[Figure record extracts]
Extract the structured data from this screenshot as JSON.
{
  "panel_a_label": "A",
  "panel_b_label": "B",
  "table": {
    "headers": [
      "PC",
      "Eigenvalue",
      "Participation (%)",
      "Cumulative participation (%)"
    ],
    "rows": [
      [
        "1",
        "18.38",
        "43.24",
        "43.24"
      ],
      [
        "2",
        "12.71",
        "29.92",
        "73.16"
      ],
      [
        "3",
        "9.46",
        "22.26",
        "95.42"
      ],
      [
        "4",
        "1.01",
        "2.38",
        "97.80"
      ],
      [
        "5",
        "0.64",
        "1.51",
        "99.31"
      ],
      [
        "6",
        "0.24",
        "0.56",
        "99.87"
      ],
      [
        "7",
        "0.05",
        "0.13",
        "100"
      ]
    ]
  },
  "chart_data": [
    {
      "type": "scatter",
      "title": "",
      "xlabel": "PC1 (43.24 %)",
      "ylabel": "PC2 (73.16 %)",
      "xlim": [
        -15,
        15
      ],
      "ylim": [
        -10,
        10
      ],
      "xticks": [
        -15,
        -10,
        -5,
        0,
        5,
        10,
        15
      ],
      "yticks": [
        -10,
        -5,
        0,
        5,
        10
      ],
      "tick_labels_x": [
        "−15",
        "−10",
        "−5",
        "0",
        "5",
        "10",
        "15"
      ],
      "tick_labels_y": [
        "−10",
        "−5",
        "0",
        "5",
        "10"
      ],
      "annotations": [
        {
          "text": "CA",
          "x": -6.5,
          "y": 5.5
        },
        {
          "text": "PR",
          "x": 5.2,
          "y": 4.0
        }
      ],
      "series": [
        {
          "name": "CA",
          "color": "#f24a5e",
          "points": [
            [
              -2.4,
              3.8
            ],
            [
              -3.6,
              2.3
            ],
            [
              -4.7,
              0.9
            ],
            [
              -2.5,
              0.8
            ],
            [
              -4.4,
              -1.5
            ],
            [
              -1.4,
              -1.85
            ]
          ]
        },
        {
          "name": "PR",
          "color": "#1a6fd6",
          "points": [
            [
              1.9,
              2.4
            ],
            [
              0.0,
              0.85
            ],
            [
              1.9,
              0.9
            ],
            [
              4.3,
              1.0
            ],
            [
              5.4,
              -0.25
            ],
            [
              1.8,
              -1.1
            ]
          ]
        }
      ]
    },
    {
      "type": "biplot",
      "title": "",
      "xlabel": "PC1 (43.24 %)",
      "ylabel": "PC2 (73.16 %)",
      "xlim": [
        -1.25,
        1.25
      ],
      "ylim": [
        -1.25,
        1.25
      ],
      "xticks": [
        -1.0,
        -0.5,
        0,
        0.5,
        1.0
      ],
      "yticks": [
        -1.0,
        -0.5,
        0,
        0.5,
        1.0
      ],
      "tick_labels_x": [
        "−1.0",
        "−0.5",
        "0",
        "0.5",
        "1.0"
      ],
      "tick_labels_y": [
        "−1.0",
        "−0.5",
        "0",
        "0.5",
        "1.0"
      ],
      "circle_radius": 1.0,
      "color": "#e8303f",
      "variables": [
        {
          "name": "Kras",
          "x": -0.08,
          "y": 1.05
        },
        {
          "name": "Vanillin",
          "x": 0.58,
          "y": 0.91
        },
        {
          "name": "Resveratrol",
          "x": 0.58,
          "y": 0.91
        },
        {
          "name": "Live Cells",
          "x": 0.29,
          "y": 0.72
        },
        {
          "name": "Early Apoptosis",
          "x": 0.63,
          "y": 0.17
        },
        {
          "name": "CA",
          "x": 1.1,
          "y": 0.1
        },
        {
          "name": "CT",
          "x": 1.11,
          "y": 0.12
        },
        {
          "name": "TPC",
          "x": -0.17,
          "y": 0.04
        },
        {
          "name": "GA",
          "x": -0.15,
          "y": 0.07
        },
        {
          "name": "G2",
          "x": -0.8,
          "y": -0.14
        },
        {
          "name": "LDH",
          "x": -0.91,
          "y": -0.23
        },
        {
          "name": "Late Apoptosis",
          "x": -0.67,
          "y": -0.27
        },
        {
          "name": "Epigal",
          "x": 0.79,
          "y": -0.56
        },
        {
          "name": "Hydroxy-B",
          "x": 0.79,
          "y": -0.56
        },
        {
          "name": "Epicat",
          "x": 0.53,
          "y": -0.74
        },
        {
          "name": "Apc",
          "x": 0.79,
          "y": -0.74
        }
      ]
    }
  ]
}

* Assignment
Write out each entry again, word for word.

* Task result
Extract the structured data from this screenshot as JSON.
{
  "panel_a_label": "A",
  "panel_b_label": "B",
  "table": {
    "headers": [
      "PC",
      "Eigenvalue",
      "Participation (%)",
      "Cumulative participation (%)"
    ],
    "rows": [
      [
        "1",
        "18.38",
        "43.24",
        "43.24"
      ],
      [
        "2",
        "12.71",
        "29.92",
        "73.16"
      ],
      [
        "3",
        "9.46",
        "22.26",
        "95.42"
      ],
      [
        "4",
        "1.01",
        "2.38",
        "97.80"
      ],
      [
        "5",
        "0.64",
        "1.51",
        "99.31"
      ],
      [
        "6",
        "0.24",
        "0.56",
        "99.87"
      ],
      [
        "7",
        "0.05",
        "0.13",
        "100"
      ]
    ]
  },
  "chart_data": [
    {
      "type": "scatter",
      "title": "",
      "xlabel": "PC1 (43.24 %)",
      "ylabel": "PC2 (73.16 %)",
      "xlim": [
        -15,
        15
      ],
      "ylim": [
        -10,
        10
      ],
      "xticks": [
        -15,
        -10,
        -5,
        0,
        5,
        10,
        15
      ],
      "yticks": [
        -10,
        -5,
        0,
        5,
        10
      ],
      "tick_labels_x": [
        "−15",
        "−10",
        "−5",
        "0",
        "5",
        "10",
        "15"
      ],
      "tick_labels_y": [
        "−10",
        "−5",
        "0",
        "5",
        "10"
      ],
      "annotations": [
        {
          "text": "CA",
          "x": -6.5,
          "y": 5.5
        },
        {
          "text": "PR",
          "x": 5.2,
          "y": 4.0
        }
      ],
      "series": [
        {
          "name": "CA",
          "color": "#f24a5e",
          "points": [
            [
              -2.4,
              3.8
            ],
            [
              -3.6,
              2.3
            ],
            [
              -4.7,
              0.9
            ],
            [
              -2.5,
              0.8
            ],
            [
              -4.4,
              -1.5
            ],
            [
              -1.4,
              -1.85
            ]
          ]
        },
        {
          "name": "PR",
          "color": "#1a6fd6",
          "points": [
            [
              1.9,
              2.4
            ],
            [
              0.0,
              0.85
            ],
            [
              1.9,
              0.9
            ],
            [
              4.3,
              1.0
            ],
            [
              5.4,
              -0.25
            ],
            [
              1.8,
              -1.1
            ]
          ]
        }
      ]
    },
    {
      "type": "biplot",
      "title": "",
      "xlabel": "PC1 (43.24 %)",
      "ylabel": "PC2 (73.16 %)",
      "xlim": [
        -1.25,
        1.25
      ],
      "ylim": [
        -1.25,
        1.25
      ],
      "xticks": [
        -1.0,
        -0.5,
        0,
        0.5,
        1.0
      ],
      "yticks": [
        -1.0,
        -0.5,
        0,
        0.5,
        1.0
      ],
      "tick_labels_x": [
        "−1.0",
        "−0.5",
        "0",
        "0.5",
        "1.0"
      ],
      "tick_labels_y": [
        "−1.0",
        "−0.5",
        "0",
        "0.5",
        "1.0"
      ],
      "circle_radius": 1.0,
      "color": "#e8303f",
      "variables": [
        {
          "name": "Kras",
          "x": -0.08,
          "y": 1.05
        },
        {
          "name": "Vanillin",
          "x": 0.58,
          "y": 0.91
        },
        {
          "name": "Resveratrol",
          "x": 0.58,
          "y": 0.91
        },
        {
          "name": "Live Cells",
          "x": 0.29,
          "y": 0.72
        },
        {
          "name": "Early Apoptosis",
          "x": 0.63,
          "y": 0.17
        },
        {
          "name": "CA",
          "x": 1.1,
          "y": 0.1
        },
        {
          "name": "CT",
          "x": 1.11,
          "y": 0.12
        },
        {
          "name": "TPC",
          "x": -0.17,
          "y": 0.04
        },
        {
          "name": "GA",
          "x": -0.15,
          "y": 0.07
        },
        {
          "name": "G2",
          "x": -0.8,
          "y": -0.14
        },
        {
          "name": "LDH",
          "x": -0.91,
          "y": -0.23
        },
        {
          "name": "Late Apoptosis",
          "x": -0.67,
          "y": -0.27
        },
        {
          "name": "Epigal",
          "x": 0.79,
          "y": -0.56
        },
        {
          "name": "Hydroxy-B",
          "x": 0.79,
          "y": -0.56
        },
        {
          "name": "Epicat",
          "x": 0.53,
          "y": -0.74
        },
        {
          "name": "Apc",
          "x": 0.79,
          "y": -0.74
        }
      ]
    }
  ]
}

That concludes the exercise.